## Jobs
a: Answer these questions using the AlexNet tutorial excerpt:
(i) Which Python script must be changed if the way main_int8.cc prints to stdout is changed?
(ii) What frame rate does the VCK190 board achieve with two threads?
(iii) Where can the pruning reference documentation be found?
b: Carry on writing the AlexNet tutorial excerpt, starting after its last sentence.

## Supplied passage
▼

8.3 Main Application

This is the file that has to be compiled on the ARM CPU. It controls the DPU hardware accelerator using the VART APIs. main_int8.cc computes the top-2 prediction accuracy. If you change the way this information is printed in the stdout, you must also change the Python script check_dpu_runtime_accuracy.py accordingly, because it acts essentially as a text parser of the logfile_target_baseline_host.txt captured at run time.

8.4 Performance of the Quantized Baseline AlexNet on target boards

At the end of this quantization procedure, when the AI Inference DPU runs the alexnetBNnoLRN on the ZCU102 to make predictions on the 1000 test images, the following performance is achieved:

  • 149 fps with two threads,
  • 94% top-1 average accuracy, whereas on the VCK190 board the performance is:
  • 1475 fps with two threads,
  • 94% top-1 average accuracy.

Note that the fps are measured with the get_dpu_fps.cc utility code (developed for this tutorial).

9 Pruning AlexNet

The pruning reference documentation can be found in the Vitis AI Optimizer UG1431. This section gives instructions to effectively prune the AlexNet CNN.

9.1 Introduction

Pruning is a technique to remove redundant or less useful weights and output channels from a CNN layer to reduce or compress the overall number of operations. The aim is to reduce the number of operations and increase the frames per second; you might not need it if your CNN is already optimized by design. This can however be detrimental to the average top-1 accuracy: the final result is ultimately a trade-off between the desired compression and the effective accuracy to sustain a certain target frame rate.

▲

Labeled box records:
▼

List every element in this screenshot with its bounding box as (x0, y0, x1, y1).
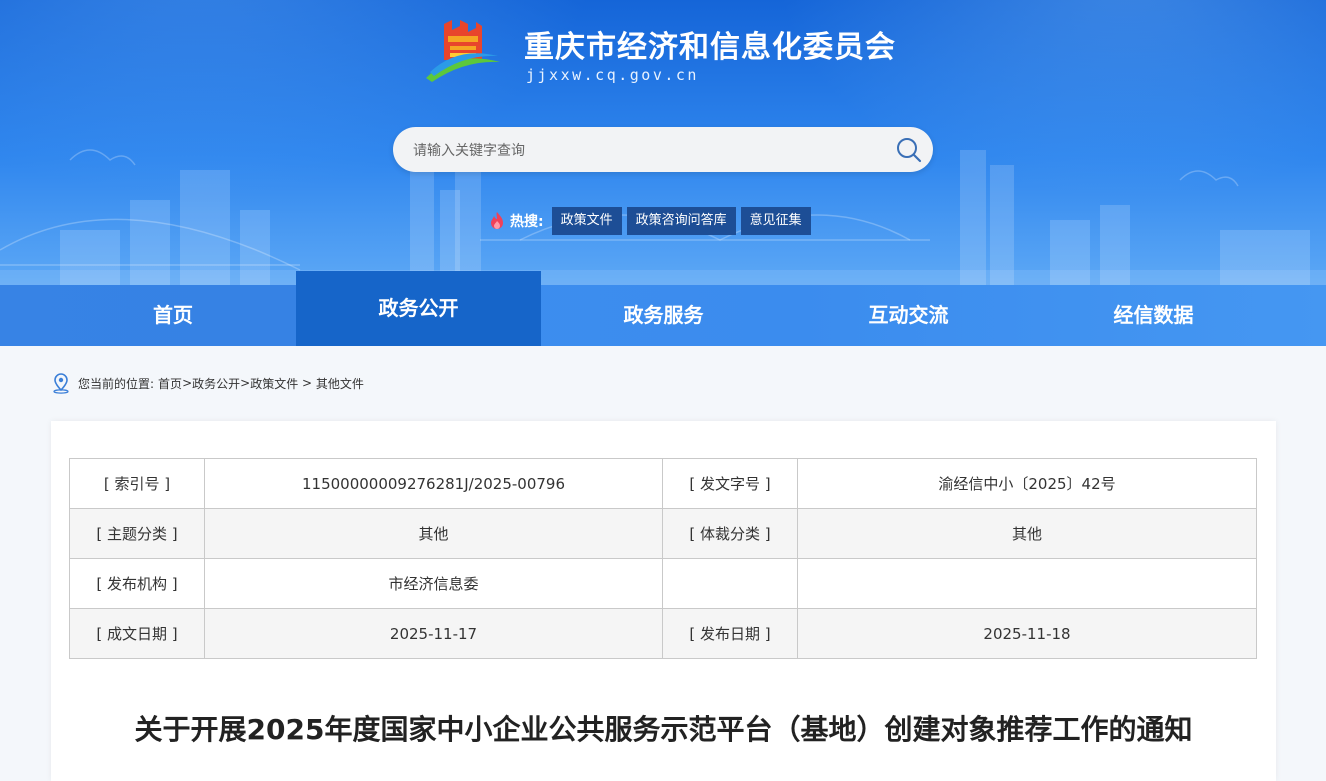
meta-value: 市经济信息委 (204, 558, 663, 609)
meta-value (797, 558, 1257, 609)
breadcrumb-home[interactable]: 首页 (158, 375, 182, 392)
location-pin-icon (53, 373, 69, 394)
table-row: [ 成文日期 ] 2025-11-17 [ 发布日期 ] 2025-11-18 (69, 608, 1257, 659)
meta-label: [ 发布日期 ] (662, 608, 798, 659)
site-domain: jjxxw.cq.gov.cn (526, 66, 699, 84)
site-logo[interactable]: 重庆市经济和信息化委员会 jjxxw.cq.gov.cn (424, 16, 924, 88)
breadcrumb: 您当前的位置: 首页 > 政务公开 > 政策文件 > 其他文件 (50, 371, 364, 395)
hot-tag-policy-files[interactable]: 政策文件 (551, 207, 622, 235)
nav-home[interactable]: 首页 (0, 285, 296, 346)
meta-value: 2025-11-18 (797, 608, 1257, 659)
meta-label: [ 发布机构 ] (69, 558, 205, 609)
content-card: [ 索引号 ] 11500000009276281J/2025-00796 [ … (51, 421, 1276, 781)
government-emblem-icon (426, 20, 500, 82)
nav-data[interactable]: 经信数据 (1031, 285, 1276, 346)
meta-label: [ 主题分类 ] (69, 508, 205, 559)
breadcrumb-other-files[interactable]: 其他文件 (316, 375, 364, 392)
meta-value: 其他 (204, 508, 663, 559)
search-box (393, 127, 933, 174)
hot-search-row: 热搜: 政策文件 政策咨询问答库 意见征集 (488, 206, 816, 236)
breadcrumb-separator: > (298, 376, 316, 390)
meta-value: 渝经信中小〔2025〕42号 (797, 458, 1257, 509)
meta-label: [ 体裁分类 ] (662, 508, 798, 559)
flame-icon (491, 212, 503, 229)
document-title: 关于开展2025年度国家中小企业公共服务示范平台（基地）创建对象推荐工作的通知 (134, 713, 1193, 746)
hot-tag-policy-qa[interactable]: 政策咨询问答库 (626, 207, 736, 235)
meta-label: [ 索引号 ] (69, 458, 205, 509)
search-input[interactable] (411, 127, 885, 174)
meta-value: 其他 (797, 508, 1257, 559)
meta-label (662, 558, 798, 609)
breadcrumb-prefix: 您当前的位置: (78, 376, 155, 391)
main-nav: 首页 政务公开 政务服务 互动交流 经信数据 (0, 271, 1326, 346)
breadcrumb-government-affairs[interactable]: 政务公开 (192, 375, 240, 392)
hot-tag-opinion[interactable]: 意见征集 (740, 207, 811, 235)
site-title: 重庆市经济和信息化委员会 (524, 30, 896, 65)
meta-value: 2025-11-17 (204, 608, 663, 659)
table-row: [ 发布机构 ] 市经济信息委 (69, 558, 1257, 609)
breadcrumb-policy-files[interactable]: 政策文件 (250, 375, 298, 392)
table-row: [ 索引号 ] 11500000009276281J/2025-00796 [ … (69, 458, 1257, 509)
nav-interaction[interactable]: 互动交流 (786, 285, 1031, 346)
nav-government-services[interactable]: 政务服务 (541, 285, 786, 346)
meta-label: [ 成文日期 ] (69, 608, 205, 659)
hot-search-label: 热搜: (510, 214, 544, 230)
breadcrumb-separator: > (182, 376, 193, 390)
table-row: [ 主题分类 ] 其他 [ 体裁分类 ] 其他 (69, 508, 1257, 559)
search-icon[interactable] (895, 136, 923, 164)
meta-label: [ 发文字号 ] (662, 458, 798, 509)
nav-government-affairs[interactable]: 政务公开 (296, 271, 541, 346)
breadcrumb-separator: > (240, 376, 251, 390)
meta-value: 11500000009276281J/2025-00796 (204, 458, 663, 509)
document-metadata-table: [ 索引号 ] 11500000009276281J/2025-00796 [ … (69, 458, 1257, 659)
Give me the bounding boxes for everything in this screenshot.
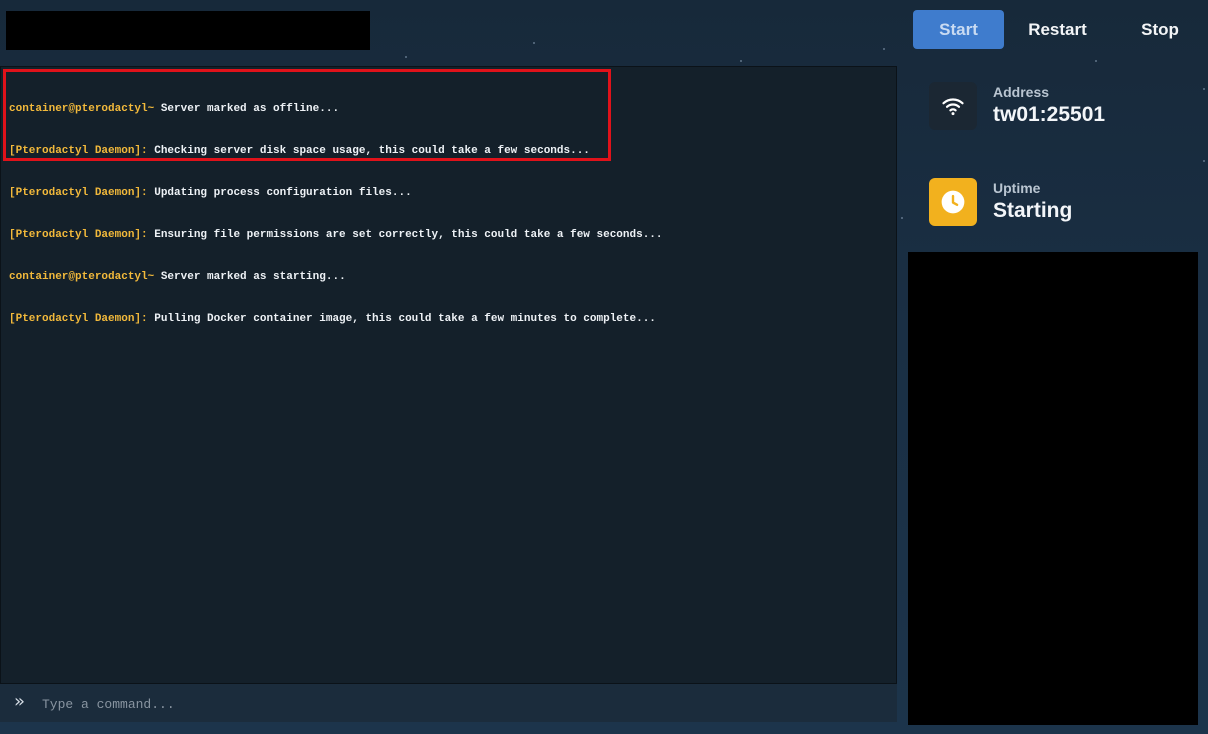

▲

## Exercise results
a:
(i) check_dpu_runtime_accuracy.py
(ii) 1475 fps
(iii) In the Vitis AI Optimizer UG1431

b:
There are usually two types of pruning: fine and coarse. Fine pruning selectively kills either the weights or the output features with the smallest values from a channel. To achieve higher frame rates from a fine-compressed CNN, the hardware accelerator must be enabled to perform zero-skipping (that is, skipping all the multiplications with zero values). Zero-skipping requires a proper hardware architecture and organization of non-zero data (usually with run-length coding) in the internal memory of the hardware accelerator; otherwise, there would be no performance gain from fine pruning.

The Xilinx Vitis AI Optimizer applies coarse pruning, which involves removing a complete output channel. In this case, any hardware accelerator can gain from it.

However, this invasive kind of pruning can affect the average accuracy. It is therefore important to apply the pruning in an iterative manner: for example, by compressing the CNN by only 10% and then performing fine-tuning (which can be a complete training process) to recover the probable accuracy drop. If you work carefully and apply this process for 7-8 steps (or even more), you can arrive at 70-80% of compression with a negligible top-1 average accuracy decrease. This iterative process can take a lot of time, especially if you are using a large database.

At the end of the pruning process, you get a new floating point .caffemodel file of a size probably reduced by 40-60% (depending on the CNN) in comparison with the original .caffemodel file of the baseline (non-pruned) CNN. To run it on the ZCU102 board, you need to apply quantization using the output files generated by pruning (with some minor but important manual editing) as the input file to quantization.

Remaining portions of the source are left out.